* Instruction
Identify each line in the records below that contains the word "przemian", and copy it.

* Extracted entries
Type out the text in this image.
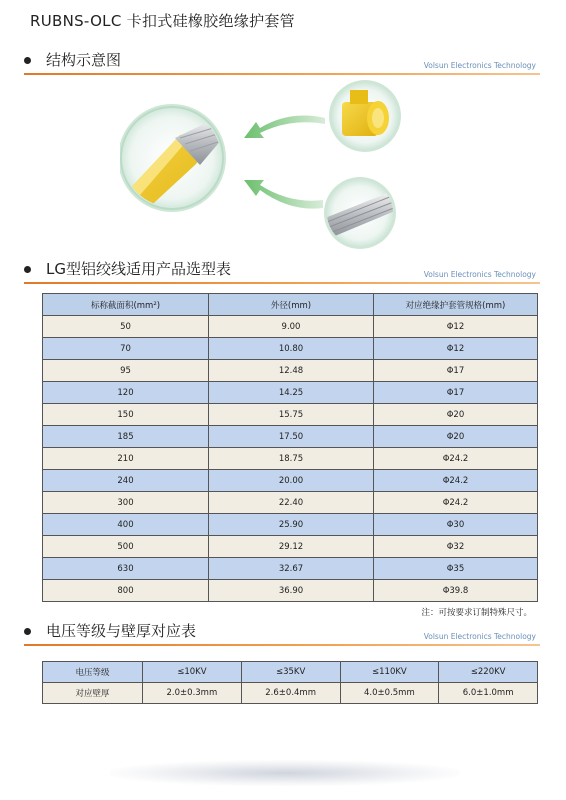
RUBNS-OLC 卡扣式硅橡胶绝缘护套管
结构示意图	Volsun Electronics Technology
LG型铝绞线适用产品选型表	Volsun Electronics Technology
标称截面积(mm²)	外径(mm)	对应绝缘护套管规格(mm)
50	9.00	Φ12
70	10.80	Φ12
95	12.48	Φ17
120	14.25	Φ17
150	15.75	Φ20
185	17.50	Φ20
210	18.75	Φ24.2
240	20.00	Φ24.2
300	22.40	Φ24.2
400	25.90	Φ30
500	29.12	Φ32
630	32.67	Φ35
800	36.90	Φ39.8
注：可按要求订制特殊尺寸。
电压等级与壁厚对应表	Volsun Electronics Technology
电压等级	≤10KV	≤35KV	≤110KV	≤220KV
对应壁厚	2.0±0.3mm	2.6±0.4mm	4.0±0.5mm	6.0±1.0mm
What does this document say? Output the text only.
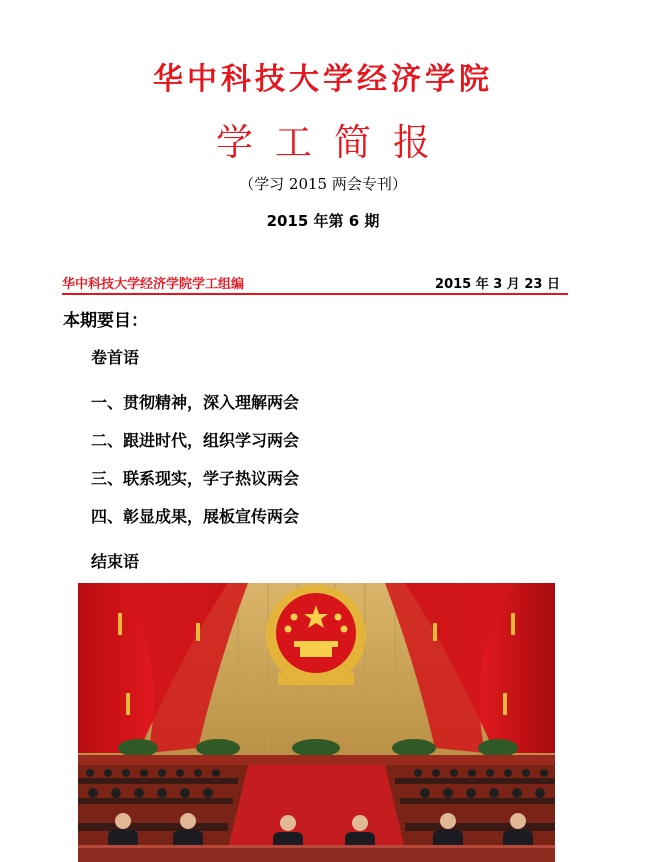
华中科技大学经济学院
学工简报
（学习 2015 两会专刊）
2015 年第 6 期
华中科技大学经济学院学工组编	2015 年 3 月 23 日
本期要目：
卷首语
一、贯彻精神，深入理解两会
二、跟进时代，组织学习两会
三、联系现实，学子热议两会
四、彰显成果，展板宣传两会
结束语
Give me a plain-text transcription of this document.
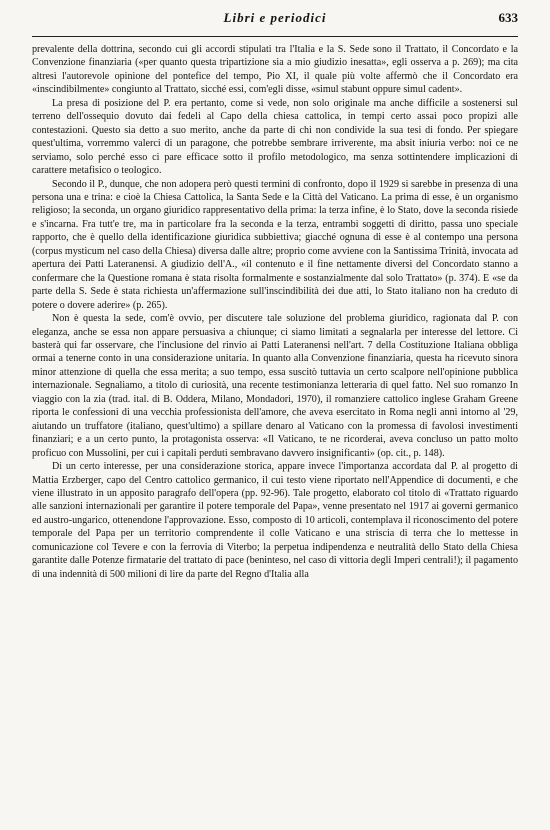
Libri e periodici	633

prevalente della dottrina, secondo cui gli accordi stipulati tra l'Italia e la S. Sede sono il Trattato, il Concordato e la Convenzione finanziaria («per quanto questa tripartizione sia a mio giudizio inesatta», egli osserva a p. 269); ma cita altresì l'autorevole opinione del pontefice del tempo, Pio XI, il quale più volte affermò che il Concordato era «inscindibilmente» congiunto al Trattato, sicché essi, com'egli disse, «simul stabunt oppure simul cadent».

La presa di posizione del P. era pertanto, come si vede, non solo originale ma anche difficile a sostenersi sul terreno dell'ossequio dovuto dai fedeli al Capo della chiesa cattolica, in tempi certo assai poco propizi alle contestazioni. Questo sia detto a suo merito, anche da parte di chi non condivide la sua tesi di fondo. Per spiegare quest'ultima, vorremmo valerci di un paragone, che potrebbe sembrare irriverente, ma absit iniuria verbo: noi ce ne serviamo, solo perché esso ci pare efficace sotto il profilo metodologico, ma senza sottintendere implicazioni di carattere metafisico o teologico.

Secondo il P., dunque, che non adopera però questi termini di confronto, dopo il 1929 si sarebbe in presenza di una persona una e trina: e cioè la Chiesa Cattolica, la Santa Sede e la Città del Vaticano. La prima di esse, è un organismo religioso; la seconda, un organo giuridico rappresentativo della prima: la terza infine, è lo Stato, dove la seconda risiede e s'incarna. Fra tutt'e tre, ma in particolare fra la seconda e la terza, entrambi soggetti di diritto, passa uno speciale rapporto, che è quello della identificazione giuridica subbiettiva; giacché ognuna di esse è al contempo una persona (corpus mysticum nel caso della Chiesa) diversa dalle altre; proprio come avviene con la Santissima Trinità, invocata ad apertura dei Patti Lateranensi. A giudizio dell'A., «il contenuto e il fine nettamente diversi del Concordato stanno a confermare che la Questione romana è stata risolta formalmente e sostanzialmente dal solo Trattato» (p. 374). E «se da parte della S. Sede è stata richiesta un'affermazione sull'inscindibilità dei due atti, lo Stato italiano non ha creduto di potere o dovere aderire» (p. 265).

Non è questa la sede, com'è ovvio, per discutere tale soluzione del problema giuridico, ragionata dal P. con eleganza, anche se essa non appare persuasiva a chiunque; ci siamo limitati a segnalarla per interesse del lettore. Ci basterà qui far osservare, che l'inclusione del rinvio ai Patti Lateranensi nell'art. 7 della Costituzione Italiana obbliga ormai a tenerne conto in una considerazione unitaria. In quanto alla Convenzione finanziaria, questa ha ricevuto sinora minor attenzione di quella che essa merita; a suo tempo, essa suscitò tuttavia un certo scalpore nell'opinione pubblica internazionale. Segnaliamo, a titolo di curiosità, una recente testimonianza letteraria di quel fatto. Nel suo romanzo In viaggio con la zia (trad. ital. di B. Oddera, Milano, Mondadori, 1970), il romanziere cattolico inglese Graham Greene riporta le confessioni di una vecchia professionista dell'amore, che aveva esercitato in Roma negli anni intorno al '29, aiutando un truffatore (italiano, quest'ultimo) a spillare denaro al Vaticano con la promessa di favolosi investimenti finanziari; e a un certo punto, la protagonista osserva: «Il Vaticano, te ne ricorderai, aveva concluso un patto molto proficuo con Mussolini, per cui i capitali perduti sembravano davvero insignificanti» (op. cit., p. 148).

Di un certo interesse, per una considerazione storica, appare invece l'importanza accordata dal P. al progetto di Mattia Erzberger, capo del Centro cattolico germanico, il cui testo viene riportato nell'Appendice di documenti, e che viene illustrato in un apposito paragrafo dell'opera (pp. 92-96). Tale progetto, elaborato col titolo di «Trattato riguardo alle sanzioni internazionali per garantire il potere temporale del Papa», venne presentato nel 1917 ai governi germanico ed austro-ungarico, ottenendone l'approvazione. Esso, composto di 10 articoli, contemplava il riconoscimento del potere temporale del Papa per un territorio comprendente il colle Vaticano e una striscia di terra che lo mettesse in comunicazione col Tevere e con la ferrovia di Viterbo; la perpetua indipendenza e neutralità dello Stato della Chiesa garantite dalle Potenze firmatarie del trattato di pace (beninteso, nel caso di vittoria degli Imperi centrali!); il pagamento di una indennità di 500 milioni di lire da parte del Regno d'Italia alla
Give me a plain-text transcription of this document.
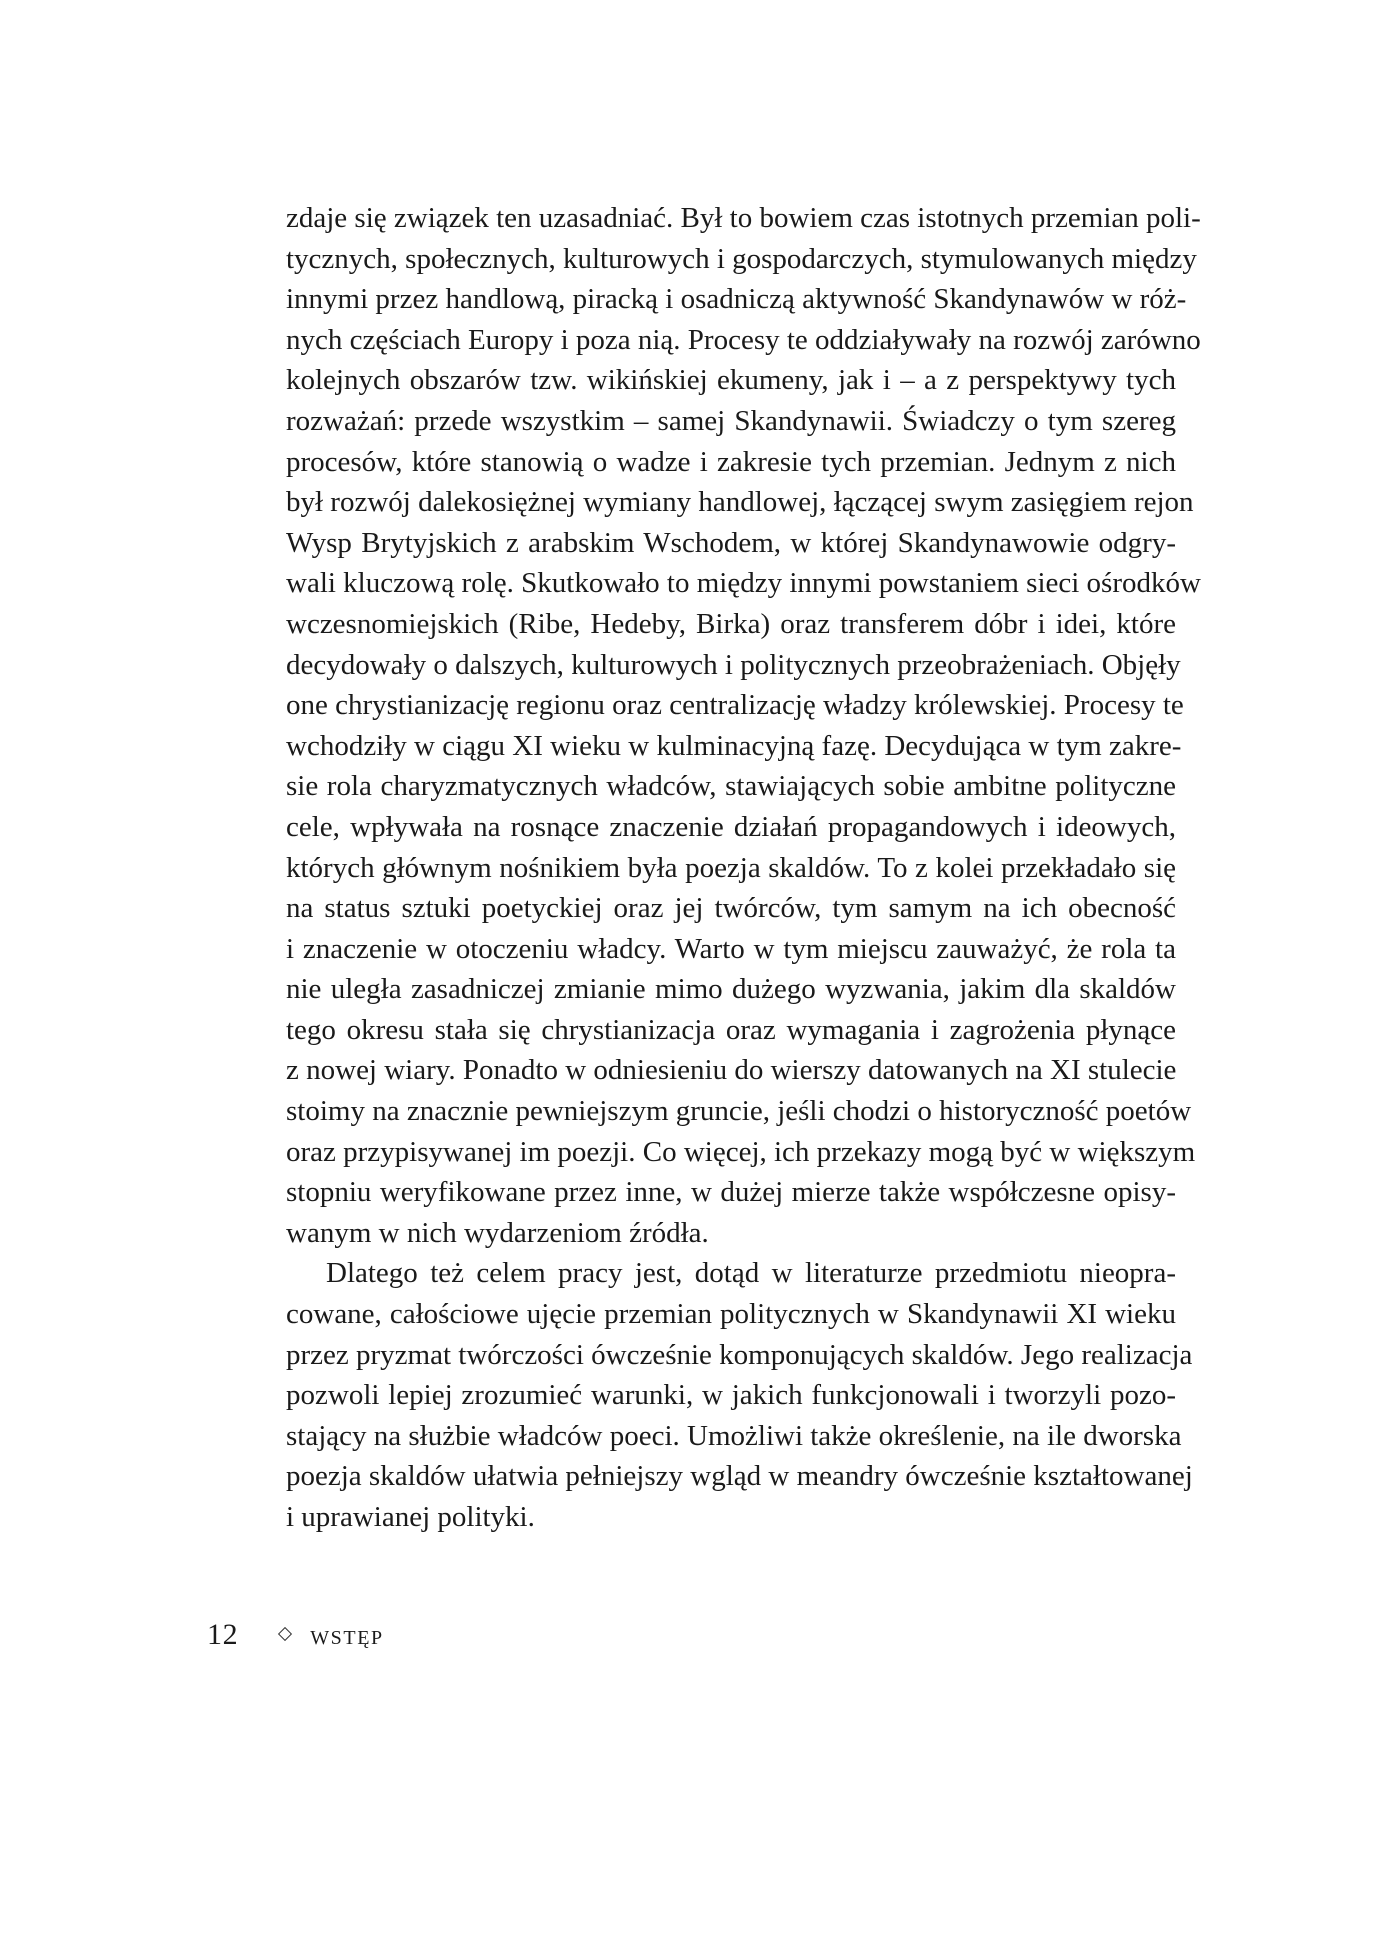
zdaje się związek ten uzasadniać. Był to bowiem czas istotnych przemian poli-
tycznych, społecznych, kulturowych i gospodarczych, stymulowanych między
innymi przez handlową, piracką i osadniczą aktywność Skandynawów w róż-
nych częściach Europy i poza nią. Procesy te oddziaływały na rozwój zarówno
kolejnych obszarów tzw. wikińskiej ekumeny, jak i – a z perspektywy tych
rozważań: przede wszystkim – samej Skandynawii. Świadczy o tym szereg
procesów, które stanowią o wadze i zakresie tych przemian. Jednym z nich
był rozwój dalekosiężnej wymiany handlowej, łączącej swym zasięgiem rejon
Wysp Brytyjskich z arabskim Wschodem, w której Skandynawowie odgry-
wali kluczową rolę. Skutkowało to między innymi powstaniem sieci ośrodków
wczesnomiejskich (Ribe, Hedeby, Birka) oraz transferem dóbr i idei, które
decydowały o dalszych, kulturowych i politycznych przeobrażeniach. Objęły
one chrystianizację regionu oraz centralizację władzy królewskiej. Procesy te
wchodziły w ciągu XI wieku w kulminacyjną fazę. Decydująca w tym zakre-
sie rola charyzmatycznych władców, stawiających sobie ambitne polityczne
cele, wpływała na rosnące znaczenie działań propagandowych i ideowych,
których głównym nośnikiem była poezja skaldów. To z kolei przekładało się
na status sztuki poetyckiej oraz jej twórców, tym samym na ich obecność
i znaczenie w otoczeniu władcy. Warto w tym miejscu zauważyć, że rola ta
nie uległa zasadniczej zmianie mimo dużego wyzwania, jakim dla skaldów
tego okresu stała się chrystianizacja oraz wymagania i zagrożenia płynące
z nowej wiary. Ponadto w odniesieniu do wierszy datowanych na XI stulecie
stoimy na znacznie pewniejszym gruncie, jeśli chodzi o historyczność poetów
oraz przypisywanej im poezji. Co więcej, ich przekazy mogą być w większym
stopniu weryfikowane przez inne, w dużej mierze także współczesne opisy-
wanym w nich wydarzeniom źródła.
Dlatego też celem pracy jest, dotąd w literaturze przedmiotu nieopra-
cowane, całościowe ujęcie przemian politycznych w Skandynawii XI wieku
przez pryzmat twórczości ówcześnie komponujących skaldów. Jego realizacja
pozwoli lepiej zrozumieć warunki, w jakich funkcjonowali i tworzyli pozo-
stający na służbie władców poeci. Umożliwi także określenie, na ile dworska
poezja skaldów ułatwia pełniejszy wgląd w meandry ówcześnie kształtowanej
i uprawianej polityki.
12	WSTĘP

* Task output
zdaje się związek ten uzasadniać. Był to bowiem czas istotnych przemian poli-
procesów, które stanowią o wadze i zakresie tych przemian. Jednym z nich
cowane, całościowe ujęcie przemian politycznych w Skandynawii XI wieku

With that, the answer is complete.